Repeat the entire listing exactly as written.

## Begin

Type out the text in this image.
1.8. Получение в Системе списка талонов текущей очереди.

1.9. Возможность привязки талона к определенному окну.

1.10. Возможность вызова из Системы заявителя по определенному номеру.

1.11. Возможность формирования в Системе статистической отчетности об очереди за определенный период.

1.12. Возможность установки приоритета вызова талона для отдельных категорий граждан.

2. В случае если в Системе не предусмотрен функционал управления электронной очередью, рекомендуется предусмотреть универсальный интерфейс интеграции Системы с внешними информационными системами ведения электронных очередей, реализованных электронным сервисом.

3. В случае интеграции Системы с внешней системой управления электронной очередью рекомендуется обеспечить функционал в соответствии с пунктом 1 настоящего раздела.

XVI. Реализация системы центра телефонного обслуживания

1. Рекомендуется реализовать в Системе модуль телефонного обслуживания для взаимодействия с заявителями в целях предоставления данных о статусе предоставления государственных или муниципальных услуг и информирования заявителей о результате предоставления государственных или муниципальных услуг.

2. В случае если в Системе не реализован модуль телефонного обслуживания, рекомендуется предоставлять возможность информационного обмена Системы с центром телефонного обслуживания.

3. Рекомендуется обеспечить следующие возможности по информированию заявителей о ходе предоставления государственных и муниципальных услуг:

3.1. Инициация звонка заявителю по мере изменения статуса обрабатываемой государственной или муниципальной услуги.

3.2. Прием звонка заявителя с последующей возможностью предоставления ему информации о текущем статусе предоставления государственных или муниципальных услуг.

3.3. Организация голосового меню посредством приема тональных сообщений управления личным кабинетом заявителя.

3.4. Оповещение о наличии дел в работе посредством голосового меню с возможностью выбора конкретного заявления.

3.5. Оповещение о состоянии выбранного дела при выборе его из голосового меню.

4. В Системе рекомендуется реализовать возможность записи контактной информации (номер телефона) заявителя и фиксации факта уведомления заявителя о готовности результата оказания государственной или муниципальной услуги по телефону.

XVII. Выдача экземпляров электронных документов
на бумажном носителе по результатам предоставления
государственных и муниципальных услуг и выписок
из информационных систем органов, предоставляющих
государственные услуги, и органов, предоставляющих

## End

Task answer>
Type out the text in this image.
1.8. Получение в Системе списка талонов текущей очереди.

1.9. Возможность привязки талона к определенному окну.

1.10. Возможность вызова из Системы заявителя по определенному номеру.

1.11. Возможность формирования в Системе статистической отчетности об очереди за определенный период.

1.12. Возможность установки приоритета вызова талона для отдельных категорий граждан.

2. В случае если в Системе не предусмотрен функционал управления электронной очередью, рекомендуется предусмотреть универсальный интерфейс интеграции Системы с внешними информационными системами ведения электронных очередей, реализованных электронным сервисом.

3. В случае интеграции Системы с внешней системой управления электронной очередью рекомендуется обеспечить функционал в соответствии с пунктом 1 настоящего раздела.

XVI. Реализация системы центра телефонного обслуживания

1. Рекомендуется реализовать в Системе модуль телефонного обслуживания для взаимодействия с заявителями в целях предоставления данных о статусе предоставления государственных или муниципальных услуг и информирования заявителей о результате предоставления государственных или муниципальных услуг.

2. В случае если в Системе не реализован модуль телефонного обслуживания, рекомендуется предоставлять возможность информационного обмена Системы с центром телефонного обслуживания.

3. Рекомендуется обеспечить следующие возможности по информированию заявителей о ходе предоставления государственных и муниципальных услуг:

3.1. Инициация звонка заявителю по мере изменения статуса обрабатываемой государственной или муниципальной услуги.

3.2. Прием звонка заявителя с последующей возможностью предоставления ему информации о текущем статусе предоставления государственных или муниципальных услуг.

3.3. Организация голосового меню посредством приема тональных сообщений управления личным кабинетом заявителя.

3.4. Оповещение о наличии дел в работе посредством голосового меню с возможностью выбора конкретного заявления.

3.5. Оповещение о состоянии выбранного дела при выборе его из голосового меню.

4. В Системе рекомендуется реализовать возможность записи контактной информации (номер телефона) заявителя и фиксации факта уведомления заявителя о готовности результата оказания государственной или муниципальной услуги по телефону.

XVII. Выдача экземпляров электронных документов
на бумажном носителе по результатам предоставления
государственных и муниципальных услуг и выписок
из информационных систем органов, предоставляющих
государственные услуги, и органов, предоставляющих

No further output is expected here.